> **Document extract**
──────────

Virology Quiz Questions

Viruses, Viroids, and Prions

• Viruses are genetic information composed of DNA or RNA contained within a protective protein coat
  • Inert particles, no metabolism, no replication, hijack host cell's replication machinery
  • Infectious agents, but not alive
• Viral genome is either DNA or RNA, never both, and affects replication strategy
• Viral protein components are used for attachment, with phages having tail fibers and animal viruses having spikes
• Viruses have three shapes: icosahedral, helical, and complex
• Virus families end in the suffix -viridae, and genus ends in -virus
• Viruses are often categorized informally, such as by route of infection (e.g., oral-fecal, respiratory, zoonotic)

Bacteriophages

• There are three general types of bacteriophages: lytic, temperate, and lysogenic
• Lytic phages exit the host after replicating, causing the host cell to lyse, and involve a five-step process: attachment, genome entry, synthesis, assembly, and release
• Temperate phages have the option of the lytic life cycle or the incorporation of their DNA into the host cell genome
• Lambda phage is a model for the lysogenic life cycle, where the phage DNA circularizes and can direct lytic infection or integrate into the host chromosome

Roles of Bacteriophages in Horizontal Gene Transfer

• Generalized transduction results from packaging errors during phage assembly, and can transfer any gene from the donor cell
• Specialized transduction results from excision mistakes during the transition from lysogenic to lytic cycle, and only transfers genes next to the integrated phage DNA

Bacterial Defenses Against Phages

• Restriction-modification systems protect bacteria by degrading phage DNA using enzymes, and modification enzymes protect host DNA from restriction enzymes

Methods Used to Study Bacteriophages

• Viruses multiply only inside living cells, and must be cultivated in suitable host cells to grow
• Plaque assays are used to quantitate phage particles in samples, and involve counting plaque-forming units (PFU)

──────────

> **Extracted material**
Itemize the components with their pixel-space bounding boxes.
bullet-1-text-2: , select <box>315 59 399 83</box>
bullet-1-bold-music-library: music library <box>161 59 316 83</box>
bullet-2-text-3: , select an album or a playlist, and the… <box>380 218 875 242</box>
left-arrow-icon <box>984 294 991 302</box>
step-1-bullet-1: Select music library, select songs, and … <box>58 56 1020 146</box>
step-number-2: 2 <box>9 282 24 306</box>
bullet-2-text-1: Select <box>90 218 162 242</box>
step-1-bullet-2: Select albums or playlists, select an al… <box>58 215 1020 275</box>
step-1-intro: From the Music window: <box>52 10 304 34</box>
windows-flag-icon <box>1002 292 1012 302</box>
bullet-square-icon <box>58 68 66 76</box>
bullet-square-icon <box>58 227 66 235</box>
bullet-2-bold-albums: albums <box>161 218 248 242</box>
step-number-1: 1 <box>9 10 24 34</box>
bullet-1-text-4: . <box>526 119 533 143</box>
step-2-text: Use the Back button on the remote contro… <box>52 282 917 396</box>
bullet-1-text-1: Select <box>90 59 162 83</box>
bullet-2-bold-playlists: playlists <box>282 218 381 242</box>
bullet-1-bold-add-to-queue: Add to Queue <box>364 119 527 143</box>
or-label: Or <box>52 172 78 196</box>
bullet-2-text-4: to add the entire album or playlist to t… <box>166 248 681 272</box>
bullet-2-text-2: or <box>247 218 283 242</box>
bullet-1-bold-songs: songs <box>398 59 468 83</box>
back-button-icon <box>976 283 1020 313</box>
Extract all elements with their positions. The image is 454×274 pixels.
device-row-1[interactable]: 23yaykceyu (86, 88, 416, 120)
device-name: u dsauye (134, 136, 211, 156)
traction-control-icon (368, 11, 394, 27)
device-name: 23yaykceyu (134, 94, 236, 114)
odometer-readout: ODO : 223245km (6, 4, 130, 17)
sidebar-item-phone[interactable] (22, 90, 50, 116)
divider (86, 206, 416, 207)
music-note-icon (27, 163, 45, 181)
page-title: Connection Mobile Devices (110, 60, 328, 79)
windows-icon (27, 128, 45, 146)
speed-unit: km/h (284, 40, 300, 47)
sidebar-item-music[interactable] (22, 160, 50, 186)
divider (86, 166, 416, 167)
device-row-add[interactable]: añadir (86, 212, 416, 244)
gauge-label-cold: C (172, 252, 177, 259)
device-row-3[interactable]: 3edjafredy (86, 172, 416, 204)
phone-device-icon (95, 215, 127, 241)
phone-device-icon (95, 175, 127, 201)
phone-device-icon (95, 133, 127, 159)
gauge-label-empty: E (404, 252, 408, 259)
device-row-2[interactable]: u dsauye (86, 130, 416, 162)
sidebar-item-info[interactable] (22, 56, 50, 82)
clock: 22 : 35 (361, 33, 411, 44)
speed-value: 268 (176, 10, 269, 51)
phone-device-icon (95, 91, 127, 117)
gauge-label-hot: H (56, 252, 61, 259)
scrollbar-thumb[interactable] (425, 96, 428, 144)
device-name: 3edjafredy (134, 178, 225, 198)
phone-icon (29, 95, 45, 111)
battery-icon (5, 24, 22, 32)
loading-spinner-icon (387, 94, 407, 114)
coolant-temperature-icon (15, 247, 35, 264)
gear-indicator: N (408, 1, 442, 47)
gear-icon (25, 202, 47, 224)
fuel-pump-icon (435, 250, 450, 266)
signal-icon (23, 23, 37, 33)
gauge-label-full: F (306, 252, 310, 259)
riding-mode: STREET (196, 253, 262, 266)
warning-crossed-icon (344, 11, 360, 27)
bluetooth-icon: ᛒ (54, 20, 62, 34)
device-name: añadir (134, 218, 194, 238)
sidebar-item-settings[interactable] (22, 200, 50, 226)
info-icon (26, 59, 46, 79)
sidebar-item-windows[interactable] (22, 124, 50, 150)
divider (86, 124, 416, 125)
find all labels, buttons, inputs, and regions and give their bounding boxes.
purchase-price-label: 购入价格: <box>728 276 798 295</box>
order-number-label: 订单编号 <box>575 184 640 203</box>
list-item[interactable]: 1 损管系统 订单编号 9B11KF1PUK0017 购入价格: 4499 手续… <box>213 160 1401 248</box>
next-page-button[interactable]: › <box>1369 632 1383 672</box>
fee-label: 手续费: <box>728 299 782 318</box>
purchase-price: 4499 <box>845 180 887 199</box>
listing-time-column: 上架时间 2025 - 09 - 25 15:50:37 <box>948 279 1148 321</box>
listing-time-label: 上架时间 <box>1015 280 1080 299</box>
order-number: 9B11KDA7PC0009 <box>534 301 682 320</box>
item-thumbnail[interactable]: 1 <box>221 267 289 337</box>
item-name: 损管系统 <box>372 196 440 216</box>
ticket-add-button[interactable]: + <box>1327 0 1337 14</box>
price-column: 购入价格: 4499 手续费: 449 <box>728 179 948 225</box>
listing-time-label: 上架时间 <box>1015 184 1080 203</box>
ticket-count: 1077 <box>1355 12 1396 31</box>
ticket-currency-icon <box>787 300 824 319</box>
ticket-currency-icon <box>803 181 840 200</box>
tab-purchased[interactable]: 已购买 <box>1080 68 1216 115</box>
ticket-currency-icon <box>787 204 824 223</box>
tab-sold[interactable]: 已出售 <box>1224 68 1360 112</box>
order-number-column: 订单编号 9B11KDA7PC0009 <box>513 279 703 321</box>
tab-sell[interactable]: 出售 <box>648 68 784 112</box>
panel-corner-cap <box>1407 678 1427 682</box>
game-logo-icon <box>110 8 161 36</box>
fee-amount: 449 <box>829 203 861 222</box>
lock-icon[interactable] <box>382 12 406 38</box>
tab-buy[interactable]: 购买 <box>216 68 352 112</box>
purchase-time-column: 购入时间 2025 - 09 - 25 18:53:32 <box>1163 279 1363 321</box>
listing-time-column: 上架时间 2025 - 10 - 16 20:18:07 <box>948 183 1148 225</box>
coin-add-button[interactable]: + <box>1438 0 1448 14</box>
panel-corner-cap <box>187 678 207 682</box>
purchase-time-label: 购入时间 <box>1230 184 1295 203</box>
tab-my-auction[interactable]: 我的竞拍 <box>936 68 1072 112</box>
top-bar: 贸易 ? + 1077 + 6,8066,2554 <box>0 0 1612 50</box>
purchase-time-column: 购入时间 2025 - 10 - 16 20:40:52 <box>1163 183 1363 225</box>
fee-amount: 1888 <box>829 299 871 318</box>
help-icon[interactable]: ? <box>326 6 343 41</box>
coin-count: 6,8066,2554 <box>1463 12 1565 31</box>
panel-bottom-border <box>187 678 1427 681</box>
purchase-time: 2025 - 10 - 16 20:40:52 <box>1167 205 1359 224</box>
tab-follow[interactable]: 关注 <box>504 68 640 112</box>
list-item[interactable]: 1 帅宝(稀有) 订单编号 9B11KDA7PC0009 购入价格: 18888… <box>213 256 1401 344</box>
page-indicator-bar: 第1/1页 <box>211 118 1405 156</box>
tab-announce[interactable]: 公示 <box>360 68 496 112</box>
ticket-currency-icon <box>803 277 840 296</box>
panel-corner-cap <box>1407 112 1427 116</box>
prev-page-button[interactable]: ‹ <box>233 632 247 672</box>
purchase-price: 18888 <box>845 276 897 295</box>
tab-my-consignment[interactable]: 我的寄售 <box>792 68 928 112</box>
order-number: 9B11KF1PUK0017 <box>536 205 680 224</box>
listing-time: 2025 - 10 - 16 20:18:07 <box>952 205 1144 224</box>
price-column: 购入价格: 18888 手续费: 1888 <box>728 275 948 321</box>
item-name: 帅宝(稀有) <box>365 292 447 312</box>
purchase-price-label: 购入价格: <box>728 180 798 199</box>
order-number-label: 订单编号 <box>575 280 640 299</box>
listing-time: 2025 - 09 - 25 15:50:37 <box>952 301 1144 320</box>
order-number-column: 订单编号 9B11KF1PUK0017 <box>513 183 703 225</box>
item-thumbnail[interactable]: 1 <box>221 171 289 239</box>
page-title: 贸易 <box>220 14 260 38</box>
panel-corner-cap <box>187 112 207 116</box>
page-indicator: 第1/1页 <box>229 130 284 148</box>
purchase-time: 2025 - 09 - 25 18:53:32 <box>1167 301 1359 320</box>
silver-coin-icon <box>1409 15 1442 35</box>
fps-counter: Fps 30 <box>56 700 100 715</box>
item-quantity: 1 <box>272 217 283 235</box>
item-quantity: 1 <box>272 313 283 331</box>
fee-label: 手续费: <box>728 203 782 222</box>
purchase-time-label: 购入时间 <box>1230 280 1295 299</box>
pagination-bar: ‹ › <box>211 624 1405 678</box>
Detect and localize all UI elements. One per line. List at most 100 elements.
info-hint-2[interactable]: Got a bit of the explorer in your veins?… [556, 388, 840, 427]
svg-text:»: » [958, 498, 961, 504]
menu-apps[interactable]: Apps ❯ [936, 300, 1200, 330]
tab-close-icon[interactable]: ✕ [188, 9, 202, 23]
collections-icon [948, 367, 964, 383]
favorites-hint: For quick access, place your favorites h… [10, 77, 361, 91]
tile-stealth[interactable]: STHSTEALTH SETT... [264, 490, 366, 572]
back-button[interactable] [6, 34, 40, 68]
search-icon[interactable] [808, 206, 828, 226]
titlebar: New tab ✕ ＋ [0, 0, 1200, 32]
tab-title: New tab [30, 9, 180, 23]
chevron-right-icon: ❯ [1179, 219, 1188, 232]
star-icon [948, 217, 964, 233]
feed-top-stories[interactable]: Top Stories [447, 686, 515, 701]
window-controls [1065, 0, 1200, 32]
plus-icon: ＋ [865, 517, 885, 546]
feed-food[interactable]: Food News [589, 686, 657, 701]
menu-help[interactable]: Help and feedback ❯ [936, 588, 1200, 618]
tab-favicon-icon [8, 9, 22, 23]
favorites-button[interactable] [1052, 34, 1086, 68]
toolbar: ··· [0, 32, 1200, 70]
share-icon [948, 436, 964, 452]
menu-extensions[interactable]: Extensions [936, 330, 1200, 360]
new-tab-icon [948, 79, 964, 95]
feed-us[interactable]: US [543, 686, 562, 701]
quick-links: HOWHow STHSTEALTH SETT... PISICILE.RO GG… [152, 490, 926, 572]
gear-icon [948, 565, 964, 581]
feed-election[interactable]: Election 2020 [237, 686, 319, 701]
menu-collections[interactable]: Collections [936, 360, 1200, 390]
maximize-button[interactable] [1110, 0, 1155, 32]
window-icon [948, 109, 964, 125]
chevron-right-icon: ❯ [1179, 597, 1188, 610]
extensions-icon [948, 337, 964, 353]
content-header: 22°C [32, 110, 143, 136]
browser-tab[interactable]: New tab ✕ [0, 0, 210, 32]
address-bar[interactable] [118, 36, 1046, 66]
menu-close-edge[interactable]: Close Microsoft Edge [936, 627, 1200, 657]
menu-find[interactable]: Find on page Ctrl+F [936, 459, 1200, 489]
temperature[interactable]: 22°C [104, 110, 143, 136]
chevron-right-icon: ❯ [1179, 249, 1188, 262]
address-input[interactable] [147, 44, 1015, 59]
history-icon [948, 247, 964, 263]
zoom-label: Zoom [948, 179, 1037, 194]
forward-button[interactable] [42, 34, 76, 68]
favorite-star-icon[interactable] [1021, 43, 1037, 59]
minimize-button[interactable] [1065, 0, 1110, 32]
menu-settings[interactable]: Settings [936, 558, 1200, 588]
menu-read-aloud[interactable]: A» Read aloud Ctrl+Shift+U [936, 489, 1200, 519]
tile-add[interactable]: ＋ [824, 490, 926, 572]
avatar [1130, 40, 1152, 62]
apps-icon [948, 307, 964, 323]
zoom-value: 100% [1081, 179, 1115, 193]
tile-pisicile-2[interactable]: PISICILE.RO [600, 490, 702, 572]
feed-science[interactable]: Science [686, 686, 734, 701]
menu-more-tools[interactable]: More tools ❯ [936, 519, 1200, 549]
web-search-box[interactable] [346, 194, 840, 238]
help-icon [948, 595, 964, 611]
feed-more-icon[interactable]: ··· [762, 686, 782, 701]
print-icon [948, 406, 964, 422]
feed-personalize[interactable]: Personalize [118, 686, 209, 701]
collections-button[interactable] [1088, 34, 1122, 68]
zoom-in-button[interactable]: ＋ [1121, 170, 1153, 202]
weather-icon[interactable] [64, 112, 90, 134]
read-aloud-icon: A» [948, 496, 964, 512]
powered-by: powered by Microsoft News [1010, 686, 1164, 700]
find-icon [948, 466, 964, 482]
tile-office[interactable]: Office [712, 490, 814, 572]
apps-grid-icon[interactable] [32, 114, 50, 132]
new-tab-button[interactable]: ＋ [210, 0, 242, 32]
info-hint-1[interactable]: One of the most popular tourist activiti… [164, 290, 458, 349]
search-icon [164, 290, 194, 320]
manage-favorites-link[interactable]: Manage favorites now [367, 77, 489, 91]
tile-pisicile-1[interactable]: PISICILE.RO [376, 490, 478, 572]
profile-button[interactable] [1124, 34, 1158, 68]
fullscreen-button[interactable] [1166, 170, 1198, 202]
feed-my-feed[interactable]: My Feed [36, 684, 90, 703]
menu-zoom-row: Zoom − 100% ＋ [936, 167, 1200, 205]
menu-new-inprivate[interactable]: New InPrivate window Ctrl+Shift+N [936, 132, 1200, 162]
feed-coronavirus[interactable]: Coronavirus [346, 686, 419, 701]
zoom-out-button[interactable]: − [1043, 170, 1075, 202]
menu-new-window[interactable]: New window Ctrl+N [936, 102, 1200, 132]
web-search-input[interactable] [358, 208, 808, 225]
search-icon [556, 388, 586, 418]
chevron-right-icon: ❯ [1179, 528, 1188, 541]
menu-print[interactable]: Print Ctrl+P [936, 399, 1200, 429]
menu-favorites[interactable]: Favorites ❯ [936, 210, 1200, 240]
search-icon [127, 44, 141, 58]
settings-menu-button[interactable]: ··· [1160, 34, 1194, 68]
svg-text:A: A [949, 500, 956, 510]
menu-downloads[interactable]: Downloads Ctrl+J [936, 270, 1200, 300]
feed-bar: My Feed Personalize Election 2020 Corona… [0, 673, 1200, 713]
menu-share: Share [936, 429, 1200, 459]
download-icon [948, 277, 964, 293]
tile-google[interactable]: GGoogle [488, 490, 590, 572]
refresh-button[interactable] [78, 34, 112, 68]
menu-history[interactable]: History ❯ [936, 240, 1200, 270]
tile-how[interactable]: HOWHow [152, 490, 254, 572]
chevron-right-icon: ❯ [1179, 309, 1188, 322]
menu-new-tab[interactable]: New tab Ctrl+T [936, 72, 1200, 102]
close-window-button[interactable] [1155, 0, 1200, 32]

──────────

> **Exercise brief**
Output the passage of the virology quiz notes between "Methods Used to" and "plaque-forming units (PFU)", inclusive, copied exactly.

> **Result for this exercise**
Methods Used to Study Bacteriophages

• Viruses multiply only inside living cells, and must be cultivated in suitable host cells to grow
• Plaque assays are used to quantitate phage particles in samples, and involve counting plaque-forming units (PFU)